- [EXERCISE DIRECTIONS]:
Reproduce each line exactly. Skip none.

- [DATASET EXTRACT]:
◆ ◆ ◆ ◆ ◆ ◆ ◆
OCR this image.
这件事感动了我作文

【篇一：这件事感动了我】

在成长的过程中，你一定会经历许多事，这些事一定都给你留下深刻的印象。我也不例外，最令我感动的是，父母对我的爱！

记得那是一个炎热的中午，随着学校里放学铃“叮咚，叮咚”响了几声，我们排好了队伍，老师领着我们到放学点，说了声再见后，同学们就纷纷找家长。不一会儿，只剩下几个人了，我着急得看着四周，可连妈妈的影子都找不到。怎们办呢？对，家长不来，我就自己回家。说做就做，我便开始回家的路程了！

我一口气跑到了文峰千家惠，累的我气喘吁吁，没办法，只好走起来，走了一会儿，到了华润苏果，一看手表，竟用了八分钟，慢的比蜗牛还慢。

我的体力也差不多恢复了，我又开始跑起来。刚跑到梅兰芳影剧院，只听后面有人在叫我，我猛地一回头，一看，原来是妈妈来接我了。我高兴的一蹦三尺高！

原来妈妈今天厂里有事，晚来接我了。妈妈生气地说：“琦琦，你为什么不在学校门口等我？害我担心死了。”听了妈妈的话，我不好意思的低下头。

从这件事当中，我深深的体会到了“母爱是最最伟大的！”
◆ ◆ ◆ ◆ ◆ ◆ ◆
- [RESULT BELOW]:
OCR this image.
这件事感动了我作文

【篇一：这件事感动了我】

在成长的过程中，你一定会经历许多事，这些事一定都给你留下深刻的印象。我也不例外，最令我感动的是，父母对我的爱！

记得那是一个炎热的中午，随着学校里放学铃“叮咚，叮咚”响了几声，我们排好了队伍，老师领着我们到放学点，说了声再见后，同学们就纷纷找家长。不一会儿，只剩下几个人了，我着急得看着四周，可连妈妈的影子都找不到。怎们办呢？对，家长不来，我就自己回家。说做就做，我便开始回家的路程了！

我一口气跑到了文峰千家惠，累的我气喘吁吁，没办法，只好走起来，走了一会儿，到了华润苏果，一看手表，竟用了八分钟，慢的比蜗牛还慢。

我的体力也差不多恢复了，我又开始跑起来。刚跑到梅兰芳影剧院，只听后面有人在叫我，我猛地一回头，一看，原来是妈妈来接我了。我高兴的一蹦三尺高！

原来妈妈今天厂里有事，晚来接我了。妈妈生气地说：“琦琦，你为什么不在学校门口等我？害我担心死了。”听了妈妈的话，我不好意思的低下头。

从这件事当中，我深深的体会到了“母爱是最最伟大的！”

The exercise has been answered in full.